## Begin Material for this exercise

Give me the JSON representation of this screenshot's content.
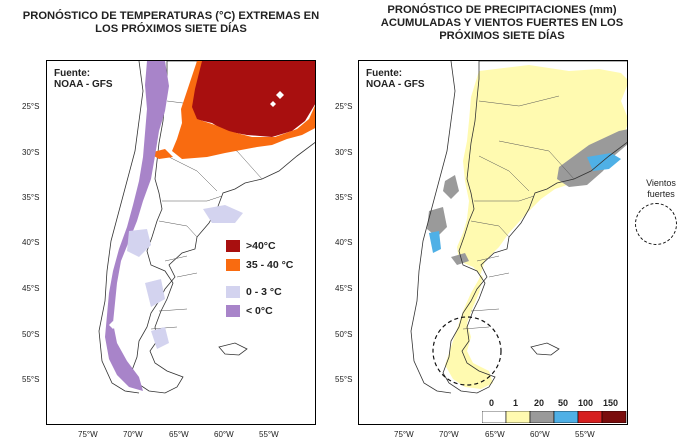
{
  "left_panel": {
    "title": "PRONÓSTICO DE TEMPERATURAS (°C) EXTREMAS EN LOS PRÓXIMOS SIETE DÍAS",
    "source": "Fuente:\nNOAA - GFS",
    "legend": [
      {
        "label": ">40°C",
        "color": "#a80f0f"
      },
      {
        "label": "35 - 40 °C",
        "color": "#f96b10"
      },
      {
        "label": "0 - 3 °C",
        "color": "#d3d3ef"
      },
      {
        "label": "< 0°C",
        "color": "#a884c9"
      }
    ]
  },
  "right_panel": {
    "title": "PRONÓSTICO DE PRECIPITACIONES (mm) ACUMULADAS Y VIENTOS FUERTES EN LOS PRÓXIMOS SIETE DÍAS",
    "source": "Fuente:\nNOAA - GFS",
    "colorbar": {
      "ticks": [
        "0",
        "1",
        "20",
        "50",
        "100",
        "150"
      ],
      "colors": [
        "#ffffff",
        "#fffab0",
        "#9a9a9a",
        "#4fb0e6",
        "#d62020",
        "#7a0c0c"
      ]
    },
    "wind_legend": {
      "label": "Vientos fuertes"
    }
  },
  "axes": {
    "lat_labels": [
      "25°S",
      "30°S",
      "35°S",
      "40°S",
      "45°S",
      "50°S",
      "55°S"
    ],
    "lon_labels": [
      "75°W",
      "70°W",
      "65°W",
      "60°W",
      "55°W"
    ]
  }
}
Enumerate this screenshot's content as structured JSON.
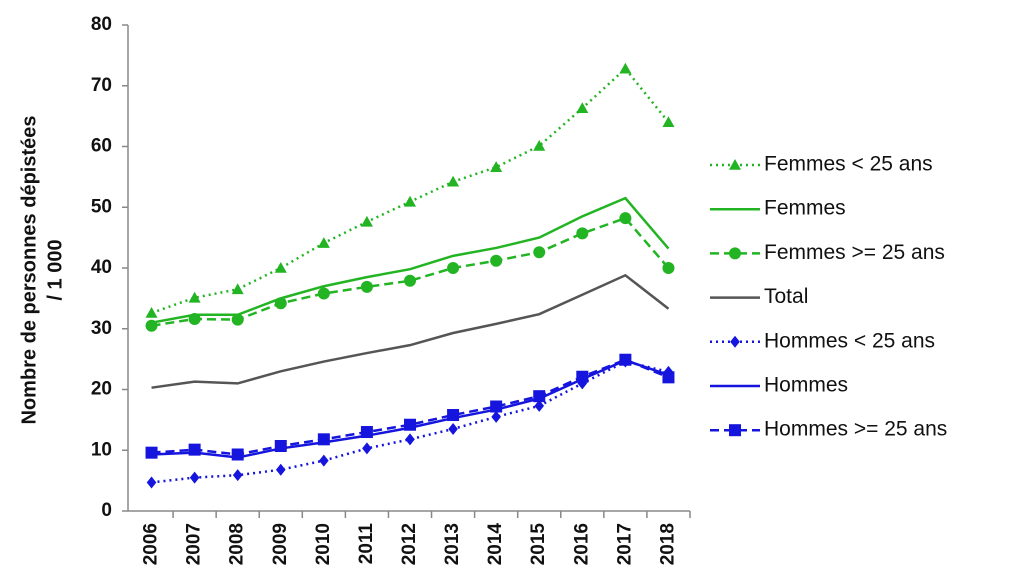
{
  "chart_data": {
    "type": "line",
    "y_label": [
      "Nombre de personnes dépistées",
      "/ 1 000"
    ],
    "categories": [
      "2006",
      "2007",
      "2008",
      "2009",
      "2010",
      "2011",
      "2012",
      "2013",
      "2014",
      "2015",
      "2016",
      "2017",
      "2018"
    ],
    "ylim": [
      0,
      80
    ],
    "yticks": [
      0,
      10,
      20,
      30,
      40,
      50,
      60,
      70,
      80
    ],
    "legend": "right",
    "series": [
      {
        "name": "Femmes < 25 ans",
        "color": "#22b422",
        "dash": "dotted",
        "marker": "triangle",
        "values": [
          32.6,
          35.1,
          36.5,
          40,
          44.1,
          47.6,
          50.9,
          54.2,
          56.6,
          60.1,
          66.3,
          72.8,
          64
        ]
      },
      {
        "name": "Femmes",
        "color": "#22b422",
        "dash": "solid",
        "marker": "none",
        "values": [
          31,
          32.3,
          32.3,
          35,
          37,
          38.5,
          39.8,
          42,
          43.3,
          45,
          48.5,
          51.5,
          43.2
        ]
      },
      {
        "name": "Femmes >= 25 ans",
        "color": "#22b422",
        "dash": "dashed",
        "marker": "circle",
        "values": [
          30.5,
          31.6,
          31.5,
          34.2,
          35.8,
          36.9,
          37.9,
          40,
          41.2,
          42.6,
          45.7,
          48.2,
          40
        ]
      },
      {
        "name": "Total",
        "color": "#555555",
        "dash": "solid",
        "marker": "none",
        "values": [
          20.3,
          21.3,
          21,
          23,
          24.6,
          26,
          27.3,
          29.3,
          30.8,
          32.4,
          35.6,
          38.8,
          33.3
        ]
      },
      {
        "name": "Hommes < 25 ans",
        "color": "#1515dd",
        "dash": "dotted",
        "marker": "diamond",
        "values": [
          4.7,
          5.5,
          5.9,
          6.8,
          8.3,
          10.3,
          11.8,
          13.5,
          15.5,
          17.3,
          21,
          24.6,
          22.9
        ]
      },
      {
        "name": "Hommes",
        "color": "#1515dd",
        "dash": "solid",
        "marker": "none",
        "values": [
          9.3,
          9.6,
          8.8,
          10.3,
          11.3,
          12.4,
          13.7,
          15.3,
          16.7,
          18.5,
          21.7,
          24.8,
          22.4
        ]
      },
      {
        "name": "Hommes >= 25 ans",
        "color": "#1515dd",
        "dash": "dashed",
        "marker": "square",
        "values": [
          9.6,
          10.1,
          9.3,
          10.7,
          11.8,
          13,
          14.2,
          15.8,
          17.2,
          18.9,
          22.1,
          24.9,
          22
        ]
      }
    ]
  }
}
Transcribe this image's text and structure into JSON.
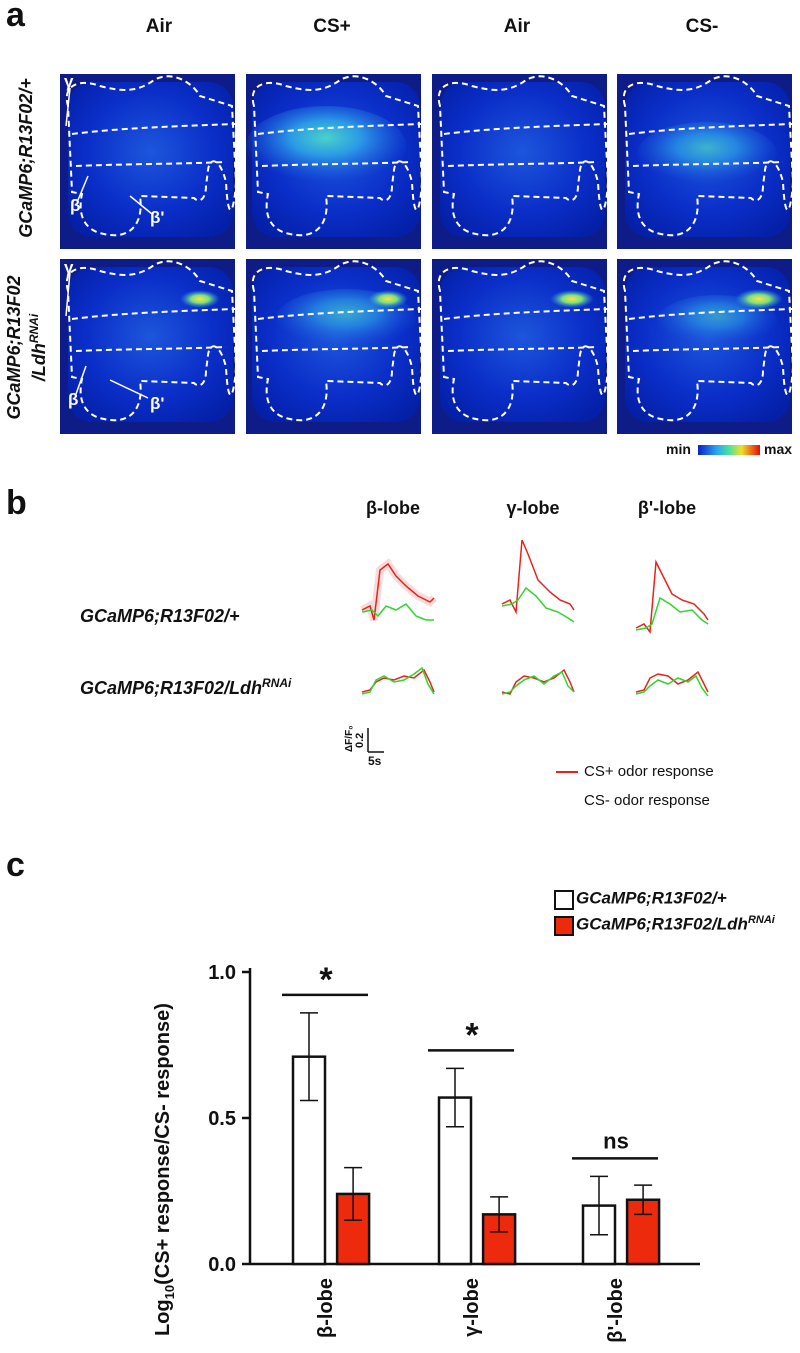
{
  "panel_a": {
    "letter": "a",
    "columns": [
      "Air",
      "CS+",
      "Air",
      "CS-"
    ],
    "rows": [
      {
        "label": "GCaMP6;R13F02/+"
      },
      {
        "label_main": "GCaMP6;R13F02",
        "label_sub_prefix": "/Ldh",
        "label_sup": "RNAi"
      }
    ],
    "lobe_labels": {
      "gamma": "γ",
      "beta": "β",
      "beta_prime": "β'"
    },
    "colormap": {
      "min": "min",
      "max": "max"
    }
  },
  "panel_b": {
    "letter": "b",
    "lobes": [
      "β-lobe",
      "γ-lobe",
      "β'-lobe"
    ],
    "genotypes": [
      {
        "main": "GCaMP6;R13F02/+",
        "sup": ""
      },
      {
        "main": "GCaMP6;R13F02/Ldh",
        "sup": "RNAi"
      }
    ],
    "scalebar": {
      "y_label": "ΔF/F₀",
      "y_value": "0.2",
      "x_value": "5s"
    },
    "legend": [
      {
        "label": "CS+ odor response",
        "color": "#e8231d"
      },
      {
        "label": "CS- odor response",
        "color": "#2fd62f"
      }
    ]
  },
  "chart_data": {
    "type": "bar",
    "letter": "c",
    "categories": [
      "β-lobe",
      "γ-lobe",
      "β'-lobe"
    ],
    "series": [
      {
        "name": "GCaMP6;R13F02/+",
        "name_sup": "",
        "color": "#ffffff",
        "values": [
          0.71,
          0.57,
          0.2
        ],
        "err": [
          0.15,
          0.1,
          0.1
        ]
      },
      {
        "name": "GCaMP6;R13F02/Ldh",
        "name_sup": "RNAi",
        "color": "#ee2a0c",
        "values": [
          0.24,
          0.17,
          0.22
        ],
        "err": [
          0.09,
          0.06,
          0.05
        ]
      }
    ],
    "ylabel_main": "Log",
    "ylabel_sub": "10",
    "ylabel_rest": "(CS+ response/CS- response)",
    "ylim": [
      0,
      1.0
    ],
    "yticks": [
      "0.0",
      "0.5",
      "1.0"
    ],
    "ytick_values": [
      0,
      0.5,
      1.0
    ],
    "significance": [
      "*",
      "*",
      "ns"
    ]
  }
}
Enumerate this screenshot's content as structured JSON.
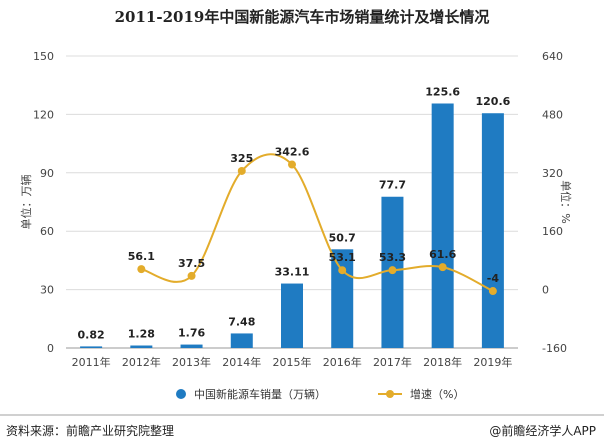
{
  "title": "2011-2019年中国新能源汽车市场销量统计及增长情况",
  "footer": {
    "source": "资料来源：前瞻产业研究院整理",
    "brand": "@前瞻经济学人APP"
  },
  "colors": {
    "bar": "#1f7bc2",
    "line": "#e3ac2b",
    "grid": "#dcdcdc",
    "axis_text": "#444444"
  },
  "chart_data": {
    "type": "bar",
    "categories": [
      "2011年",
      "2012年",
      "2013年",
      "2014年",
      "2015年",
      "2016年",
      "2017年",
      "2018年",
      "2019年"
    ],
    "series": [
      {
        "name": "中国新能源车销量（万辆）",
        "type": "bar",
        "axis": "left",
        "values": [
          0.82,
          1.28,
          1.76,
          7.48,
          33.11,
          50.7,
          77.7,
          125.6,
          120.6
        ],
        "labels": [
          "0.82",
          "1.28",
          "1.76",
          "7.48",
          "33.11",
          "50.7",
          "77.7",
          "125.6",
          "120.6"
        ]
      },
      {
        "name": "增速（%）",
        "type": "line",
        "axis": "right",
        "values": [
          null,
          56.1,
          37.5,
          325,
          342.6,
          53.1,
          53.3,
          61.6,
          -4
        ],
        "labels": [
          "",
          "56.1",
          "37.5",
          "325",
          "342.6",
          "53.1",
          "53.3",
          "61.6",
          "-4"
        ]
      }
    ],
    "ylabel": "单位：万辆",
    "y2label": "单位：%",
    "ylim": [
      0,
      150
    ],
    "y2lim": [
      -160,
      640
    ],
    "yticks": [
      0,
      30,
      60,
      90,
      120,
      150
    ],
    "y2ticks": [
      -160,
      0,
      160,
      320,
      480,
      640
    ],
    "grid": true,
    "legend": "bottom"
  }
}
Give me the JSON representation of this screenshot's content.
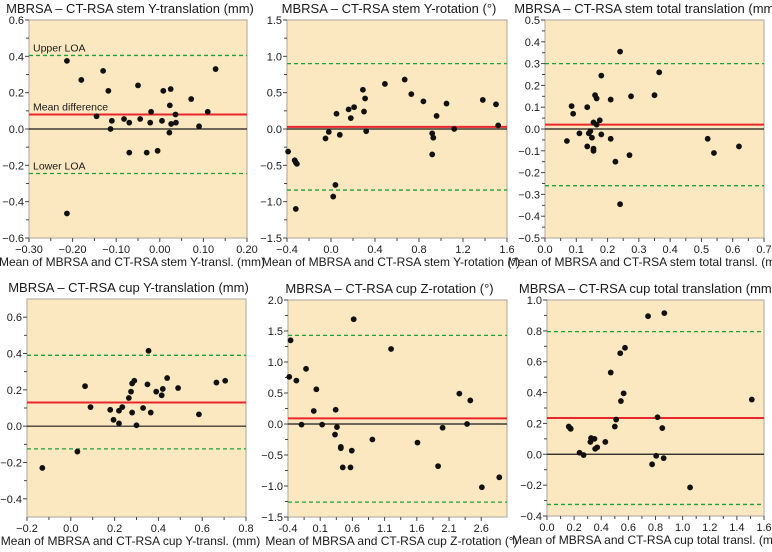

## End Material for this exercise

= Instruction =
All lines holding the word "PRÓXIMOS" should be picked out and copied.

= Answer to this problem =
    "title": "PRONÓSTICO DE TEMPERATURAS (°C) EXTREMAS EN LOS PRÓXIMOS SIETE DÍAS",
    "title": "PRONÓSTICO DE PRECIPITACIONES (mm) ACUMULADAS Y VIENTOS FUERTES EN LOS PRÓXIMOS SIETE DÍAS",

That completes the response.